## BEGIN Task material

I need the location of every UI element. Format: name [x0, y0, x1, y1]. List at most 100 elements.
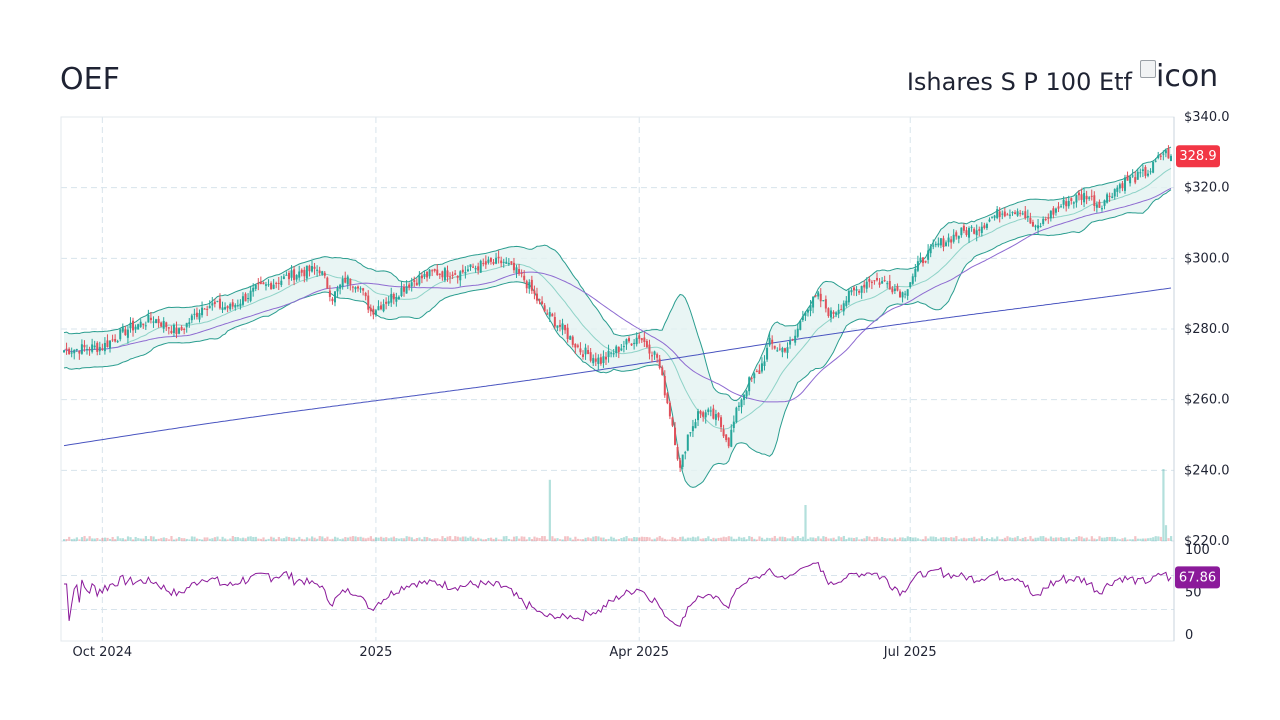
- volume-bar: [1167, 538, 1170, 541]
- candle-body: [579, 348, 582, 353]
- volume-bar: [201, 539, 204, 541]
- volume-bar: [911, 537, 914, 541]
- volume-bar: [781, 536, 784, 541]
- volume-bar: [968, 538, 971, 541]
- volume-bar: [500, 539, 503, 541]
- candle-body: [357, 286, 360, 289]
- volume-bar: [1095, 539, 1099, 541]
- candle-body: [520, 272, 523, 274]
- volume-bar: [390, 537, 393, 541]
- volume-bar: [510, 539, 513, 541]
- volume-bar: [1129, 539, 1132, 541]
- volume-bar: [845, 539, 848, 541]
- volume-bar: [1052, 537, 1055, 541]
- volume-bar: [1044, 537, 1047, 541]
- candle-body: [725, 434, 728, 441]
- candle-body: [896, 286, 899, 291]
- candle-body: [459, 271, 462, 281]
- volume-bar: [119, 538, 122, 541]
- candle-body: [418, 275, 421, 285]
- candle-body: [827, 308, 830, 317]
- volume-bar: [1021, 537, 1024, 541]
- volume-bar: [873, 536, 876, 541]
- volume-bar: [975, 538, 978, 541]
- volume-bar: [188, 539, 191, 541]
- candle-body: [213, 301, 216, 305]
- date-tick-label: Apr 2025: [609, 645, 669, 660]
- candle-body: [96, 342, 99, 352]
- candlesticks[interactable]: [63, 145, 1172, 472]
- volume-bar: [722, 536, 725, 541]
- candle-body: [224, 307, 227, 310]
- volume-bar: [1060, 537, 1063, 541]
- bollinger-lower: [63, 189, 1172, 488]
- volume-bar: [497, 539, 500, 541]
- volume-bar: [962, 537, 966, 541]
- candle-body: [502, 261, 505, 263]
- volume-bar: [883, 538, 886, 541]
- volume-bar: [939, 537, 943, 541]
- volume-bar: [359, 536, 362, 541]
- volume-bar: [362, 537, 365, 541]
- candle-body: [947, 237, 950, 243]
- candle-body: [776, 350, 779, 352]
- candle-body: [712, 408, 715, 419]
- candle-body: [847, 290, 850, 303]
- volume-bar: [1070, 539, 1073, 541]
- candle-body: [860, 286, 863, 293]
- plot-frame: [60, 116, 1175, 642]
- candle-body: [395, 296, 398, 302]
- volume-bar: [840, 537, 843, 541]
- volume-bar: [870, 539, 874, 541]
- volume-bar: [431, 539, 434, 541]
- candle-body: [702, 412, 705, 417]
- candle-body: [888, 280, 891, 290]
- candle-body: [883, 280, 886, 282]
- candle-body: [392, 294, 395, 300]
- volume-bar: [1057, 537, 1060, 541]
- candle-body: [998, 211, 1001, 218]
- volume-bar: [405, 536, 408, 541]
- volume-bar: [750, 536, 753, 541]
- price-tick-label: $240.0: [1184, 463, 1230, 478]
- candle-body: [766, 347, 769, 360]
- candle-body: [408, 284, 411, 288]
- volume-bar: [443, 538, 447, 541]
- candle-body: [709, 410, 712, 412]
- candle-body: [901, 292, 904, 298]
- volume-bar: [469, 536, 472, 541]
- volume-bar: [88, 536, 91, 541]
- volume-bar: [1141, 538, 1145, 541]
- volume-bar: [308, 538, 311, 541]
- volume-bar: [868, 536, 871, 541]
- candle-body: [285, 274, 288, 276]
- volume-bar: [413, 539, 416, 541]
- candle-body: [65, 348, 68, 350]
- axes: $220.0 $240.0 $260.0 $280.0 $300.0 $320.0 $340…: [72, 110, 1229, 660]
- candle-body: [1070, 198, 1073, 201]
- volume-bar: [970, 537, 973, 541]
- volume-bar: [1085, 537, 1088, 541]
- rsi-line: [64, 561, 1172, 627]
- volume-bar: [472, 537, 475, 541]
- volume-bar: [727, 536, 730, 541]
- volume-bar: [875, 536, 879, 541]
- candle-body: [221, 307, 224, 310]
- candle-body: [316, 269, 319, 271]
- volume-bar: [973, 536, 976, 541]
- volume-bar: [663, 538, 666, 541]
- candle-body: [428, 269, 431, 277]
- candle-body: [753, 373, 756, 379]
- candle-body: [630, 343, 633, 346]
- volume-bar: [691, 536, 695, 541]
- candle-body: [241, 296, 244, 305]
- candle-body: [824, 299, 827, 309]
- volume-bar: [482, 539, 485, 541]
- candle-body: [643, 337, 646, 343]
- volume-bar: [282, 538, 286, 541]
- moving-averages: [63, 167, 1172, 447]
- candle-body: [794, 335, 797, 343]
- candle-body: [377, 306, 380, 311]
- volume-bar: [277, 536, 280, 541]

## END Task material

*The exercise*
Update the material above by replacing every "volume-bar" with "volume-column" and leaving everything else unchanged. Omit the picture from your answer.

*Result*
I need the location of every UI element. Format: name [x0, y0, x1, y1]. List at most 100 elements.
- volume-column: [1167, 538, 1170, 541]
- candle-body: [579, 348, 582, 353]
- volume-column: [201, 539, 204, 541]
- volume-column: [911, 537, 914, 541]
- volume-column: [781, 536, 784, 541]
- volume-column: [968, 538, 971, 541]
- volume-column: [500, 539, 503, 541]
- candle-body: [357, 286, 360, 289]
- volume-column: [1095, 539, 1099, 541]
- candle-body: [520, 272, 523, 274]
- volume-column: [390, 537, 393, 541]
- volume-column: [510, 539, 513, 541]
- volume-column: [1129, 539, 1132, 541]
- volume-column: [845, 539, 848, 541]
- volume-column: [1052, 537, 1055, 541]
- volume-column: [1044, 537, 1047, 541]
- candle-body: [725, 434, 728, 441]
- candle-body: [896, 286, 899, 291]
- candle-body: [459, 271, 462, 281]
- volume-column: [119, 538, 122, 541]
- candle-body: [418, 275, 421, 285]
- candle-body: [827, 308, 830, 317]
- volume-column: [1021, 537, 1024, 541]
- volume-column: [873, 536, 876, 541]
- volume-column: [975, 538, 978, 541]
- volume-column: [188, 539, 191, 541]
- candle-body: [213, 301, 216, 305]
- date-tick-label: Apr 2025: [609, 645, 669, 660]
- candle-body: [96, 342, 99, 352]
- candlesticks[interactable]: [63, 145, 1172, 472]
- volume-column: [722, 536, 725, 541]
- candle-body: [224, 307, 227, 310]
- volume-column: [1060, 537, 1063, 541]
- bollinger-lower: [63, 189, 1172, 488]
- volume-column: [497, 539, 500, 541]
- volume-column: [962, 537, 966, 541]
- candle-body: [502, 261, 505, 263]
- volume-column: [883, 538, 886, 541]
- volume-column: [939, 537, 943, 541]
- volume-column: [359, 536, 362, 541]
- volume-column: [362, 537, 365, 541]
- candle-body: [947, 237, 950, 243]
- candle-body: [776, 350, 779, 352]
- candle-body: [712, 408, 715, 419]
- candle-body: [847, 290, 850, 303]
- volume-column: [1070, 539, 1073, 541]
- candle-body: [860, 286, 863, 293]
- plot-frame: [60, 116, 1175, 642]
- candle-body: [395, 296, 398, 302]
- volume-column: [840, 537, 843, 541]
- volume-column: [870, 539, 874, 541]
- volume-column: [431, 539, 434, 541]
- candle-body: [702, 412, 705, 417]
- candle-body: [888, 280, 891, 290]
- candle-body: [883, 280, 886, 282]
- candle-body: [392, 294, 395, 300]
- volume-column: [1057, 537, 1060, 541]
- candle-body: [998, 211, 1001, 218]
- volume-column: [405, 536, 408, 541]
- volume-column: [750, 536, 753, 541]
- price-tick-label: $240.0: [1184, 463, 1230, 478]
- candle-body: [766, 347, 769, 360]
- candle-body: [408, 284, 411, 288]
- volume-column: [443, 538, 447, 541]
- candle-body: [709, 410, 712, 412]
- candle-body: [901, 292, 904, 298]
- volume-column: [469, 536, 472, 541]
- volume-column: [88, 536, 91, 541]
- volume-column: [1141, 538, 1145, 541]
- volume-column: [308, 538, 311, 541]
- volume-column: [868, 536, 871, 541]
- candle-body: [285, 274, 288, 276]
- volume-column: [413, 539, 416, 541]
- candle-body: [65, 348, 68, 350]
- axes: $220.0 $240.0 $260.0 $280.0 $300.0 $320.0 $340…: [72, 110, 1229, 660]
- candle-body: [1070, 198, 1073, 201]
- volume-column: [970, 537, 973, 541]
- volume-column: [1085, 537, 1088, 541]
- rsi-line: [64, 561, 1172, 627]
- volume-column: [472, 537, 475, 541]
- volume-column: [727, 536, 730, 541]
- volume-column: [875, 536, 879, 541]
- candle-body: [221, 307, 224, 310]
- candle-body: [316, 269, 319, 271]
- volume-column: [973, 536, 976, 541]
- volume-column: [663, 538, 666, 541]
- candle-body: [428, 269, 431, 277]
- candle-body: [753, 373, 756, 379]
- candle-body: [630, 343, 633, 346]
- volume-column: [691, 536, 695, 541]
- candle-body: [241, 296, 244, 305]
- candle-body: [824, 299, 827, 309]
- volume-column: [482, 539, 485, 541]
- candle-body: [643, 337, 646, 343]
- volume-column: [282, 538, 286, 541]
- moving-averages: [63, 167, 1172, 447]
- candle-body: [794, 335, 797, 343]
- candle-body: [377, 306, 380, 311]
- volume-column: [277, 536, 280, 541]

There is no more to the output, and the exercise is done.